- **INSTRUCTIONS FOR THE TASK**:
Send each entry back exactly as given, pictures excluded.

- **SUPPLIED RECORDS**:
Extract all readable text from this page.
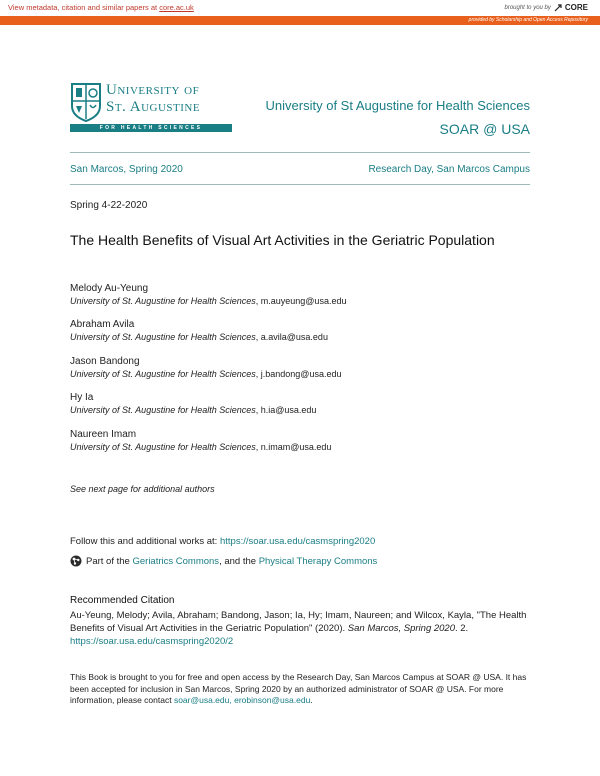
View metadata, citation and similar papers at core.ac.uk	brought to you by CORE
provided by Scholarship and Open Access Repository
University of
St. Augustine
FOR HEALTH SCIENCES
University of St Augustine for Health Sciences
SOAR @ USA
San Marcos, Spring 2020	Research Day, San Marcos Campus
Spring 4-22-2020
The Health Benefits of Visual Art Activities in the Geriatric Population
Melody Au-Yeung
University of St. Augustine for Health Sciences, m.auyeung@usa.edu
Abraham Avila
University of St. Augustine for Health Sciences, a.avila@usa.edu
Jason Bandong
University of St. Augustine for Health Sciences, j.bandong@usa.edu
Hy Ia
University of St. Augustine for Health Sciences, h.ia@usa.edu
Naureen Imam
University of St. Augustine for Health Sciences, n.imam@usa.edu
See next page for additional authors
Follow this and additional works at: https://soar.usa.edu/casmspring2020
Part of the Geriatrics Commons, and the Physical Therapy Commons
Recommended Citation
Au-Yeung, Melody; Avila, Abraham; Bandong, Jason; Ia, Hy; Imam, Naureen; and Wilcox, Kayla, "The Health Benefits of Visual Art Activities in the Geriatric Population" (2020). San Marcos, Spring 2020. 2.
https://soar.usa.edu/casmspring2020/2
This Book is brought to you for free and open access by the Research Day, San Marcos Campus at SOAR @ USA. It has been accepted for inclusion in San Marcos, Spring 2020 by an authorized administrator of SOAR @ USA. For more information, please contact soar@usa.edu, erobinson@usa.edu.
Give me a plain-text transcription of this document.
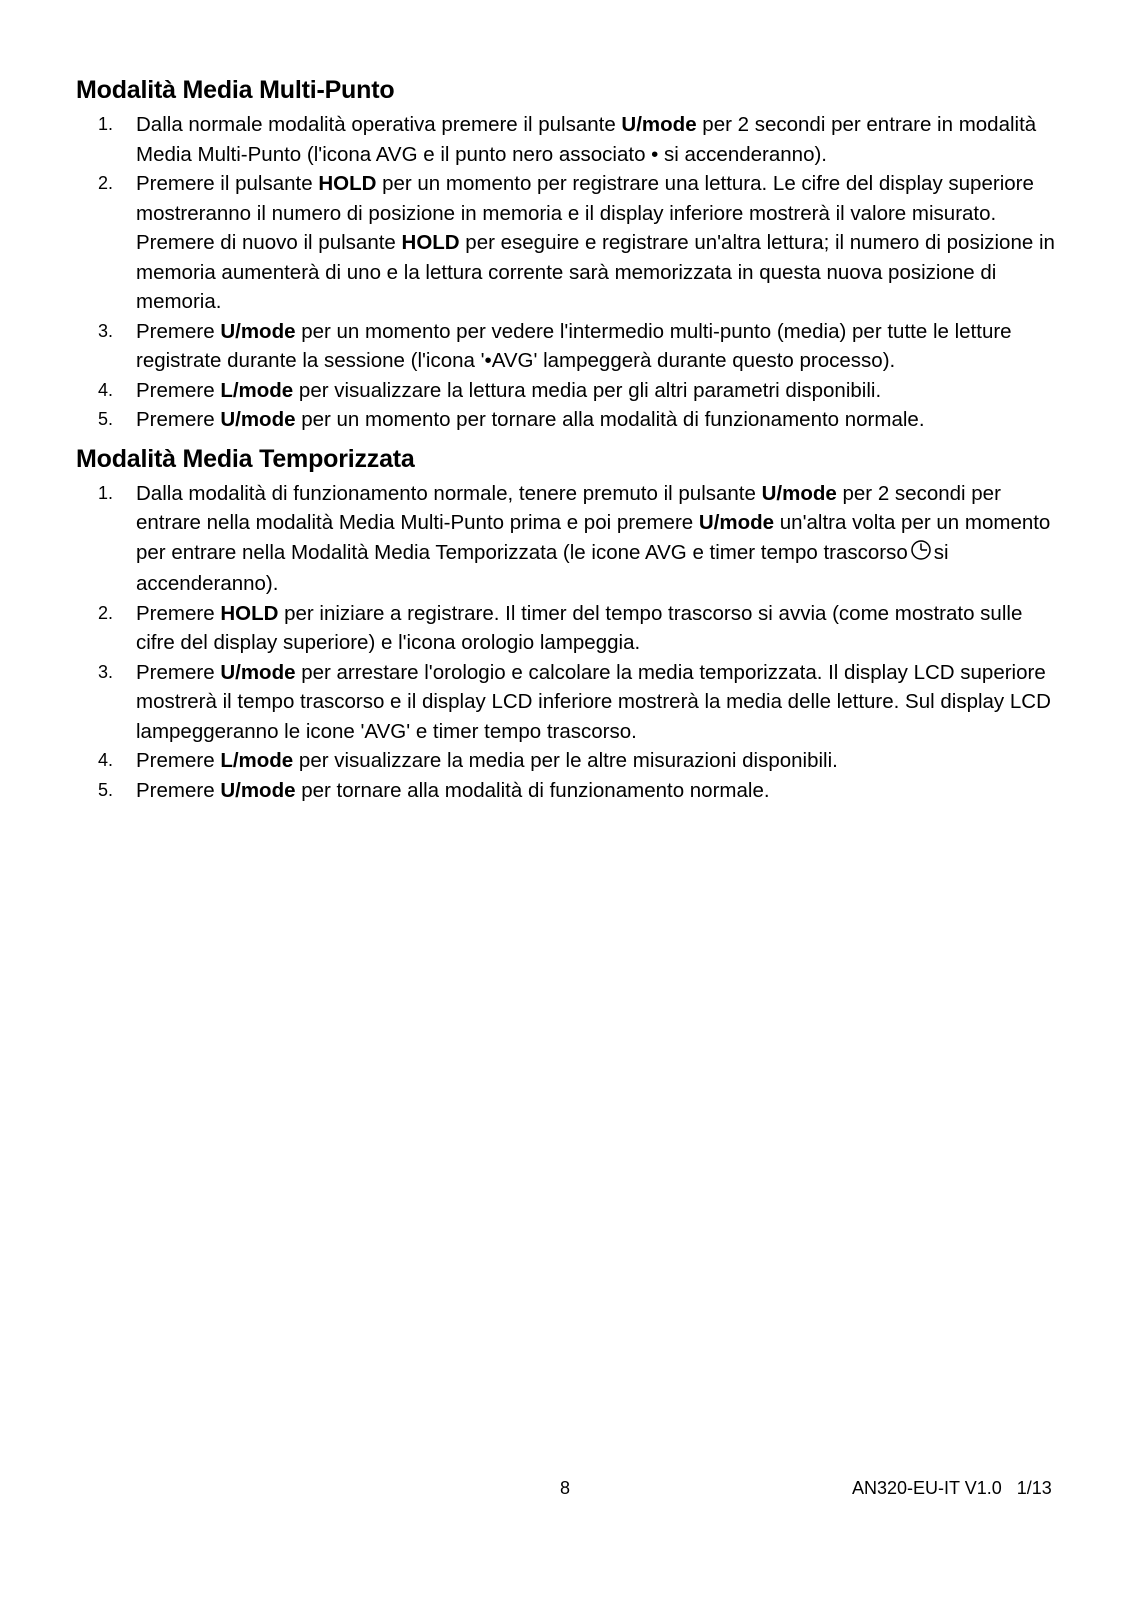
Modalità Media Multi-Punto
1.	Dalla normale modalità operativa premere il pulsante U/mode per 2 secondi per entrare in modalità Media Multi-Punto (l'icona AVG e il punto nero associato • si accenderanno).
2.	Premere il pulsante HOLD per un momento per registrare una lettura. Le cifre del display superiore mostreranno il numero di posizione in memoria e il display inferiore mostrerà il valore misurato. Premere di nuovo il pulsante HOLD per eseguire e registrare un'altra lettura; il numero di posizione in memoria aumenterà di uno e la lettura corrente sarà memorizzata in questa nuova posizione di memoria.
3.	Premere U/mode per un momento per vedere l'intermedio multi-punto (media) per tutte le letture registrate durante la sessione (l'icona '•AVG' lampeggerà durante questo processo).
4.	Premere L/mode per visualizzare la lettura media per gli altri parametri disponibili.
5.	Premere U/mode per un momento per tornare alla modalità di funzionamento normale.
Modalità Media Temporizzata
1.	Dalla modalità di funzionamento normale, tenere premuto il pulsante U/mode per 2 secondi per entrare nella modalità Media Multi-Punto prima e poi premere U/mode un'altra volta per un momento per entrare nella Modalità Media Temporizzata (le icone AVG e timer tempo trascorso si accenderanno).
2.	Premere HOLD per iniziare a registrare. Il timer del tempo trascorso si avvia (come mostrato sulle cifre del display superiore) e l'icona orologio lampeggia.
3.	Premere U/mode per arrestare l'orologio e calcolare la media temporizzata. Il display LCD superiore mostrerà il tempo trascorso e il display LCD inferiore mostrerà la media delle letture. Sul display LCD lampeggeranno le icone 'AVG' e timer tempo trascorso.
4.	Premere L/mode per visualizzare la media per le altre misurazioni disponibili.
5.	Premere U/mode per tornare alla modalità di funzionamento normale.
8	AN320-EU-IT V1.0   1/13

- **WORKED SOLUTION**:
Extract all readable text from this page.
View metadata, citation and similar papers at core.ac.uk	brought to you by CORE
provided by Scholarship and Open Access Repository
University of
St. Augustine
FOR HEALTH SCIENCES
University of St Augustine for Health Sciences
SOAR @ USA
San Marcos, Spring 2020	Research Day, San Marcos Campus
Spring 4-22-2020
The Health Benefits of Visual Art Activities in the Geriatric Population
Melody Au-Yeung
University of St. Augustine for Health Sciences, m.auyeung@usa.edu
Abraham Avila
University of St. Augustine for Health Sciences, a.avila@usa.edu
Jason Bandong
University of St. Augustine for Health Sciences, j.bandong@usa.edu
Hy Ia
University of St. Augustine for Health Sciences, h.ia@usa.edu
Naureen Imam
University of St. Augustine for Health Sciences, n.imam@usa.edu
See next page for additional authors
Follow this and additional works at: https://soar.usa.edu/casmspring2020
Part of the Geriatrics Commons, and the Physical Therapy Commons
Recommended Citation
Au-Yeung, Melody; Avila, Abraham; Bandong, Jason; Ia, Hy; Imam, Naureen; and Wilcox, Kayla, "The Health Benefits of Visual Art Activities in the Geriatric Population" (2020). San Marcos, Spring 2020. 2.
https://soar.usa.edu/casmspring2020/2
This Book is brought to you for free and open access by the Research Day, San Marcos Campus at SOAR @ USA. It has been accepted for inclusion in San Marcos, Spring 2020 by an authorized administrator of SOAR @ USA. For more information, please contact soar@usa.edu, erobinson@usa.edu.
Give me a plain-text transcription of this document.
Modalità Media Multi-Punto
1.	Dalla normale modalità operativa premere il pulsante U/mode per 2 secondi per entrare in modalità Media Multi-Punto (l'icona AVG e il punto nero associato • si accenderanno).
2.	Premere il pulsante HOLD per un momento per registrare una lettura. Le cifre del display superiore mostreranno il numero di posizione in memoria e il display inferiore mostrerà il valore misurato. Premere di nuovo il pulsante HOLD per eseguire e registrare un'altra lettura; il numero di posizione in memoria aumenterà di uno e la lettura corrente sarà memorizzata in questa nuova posizione di memoria.
3.	Premere U/mode per un momento per vedere l'intermedio multi-punto (media) per tutte le letture registrate durante la sessione (l'icona '•AVG' lampeggerà durante questo processo).
4.	Premere L/mode per visualizzare la lettura media per gli altri parametri disponibili.
5.	Premere U/mode per un momento per tornare alla modalità di funzionamento normale.
Modalità Media Temporizzata
1.	Dalla modalità di funzionamento normale, tenere premuto il pulsante U/mode per 2 secondi per entrare nella modalità Media Multi-Punto prima e poi premere U/mode un'altra volta per un momento per entrare nella Modalità Media Temporizzata (le icone AVG e timer tempo trascorso si accenderanno).
2.	Premere HOLD per iniziare a registrare. Il timer del tempo trascorso si avvia (come mostrato sulle cifre del display superiore) e l'icona orologio lampeggia.
3.	Premere U/mode per arrestare l'orologio e calcolare la media temporizzata. Il display LCD superiore mostrerà il tempo trascorso e il display LCD inferiore mostrerà la media delle letture. Sul display LCD lampeggeranno le icone 'AVG' e timer tempo trascorso.
4.	Premere L/mode per visualizzare la media per le altre misurazioni disponibili.
5.	Premere U/mode per tornare alla modalità di funzionamento normale.
8	AN320-EU-IT V1.0   1/13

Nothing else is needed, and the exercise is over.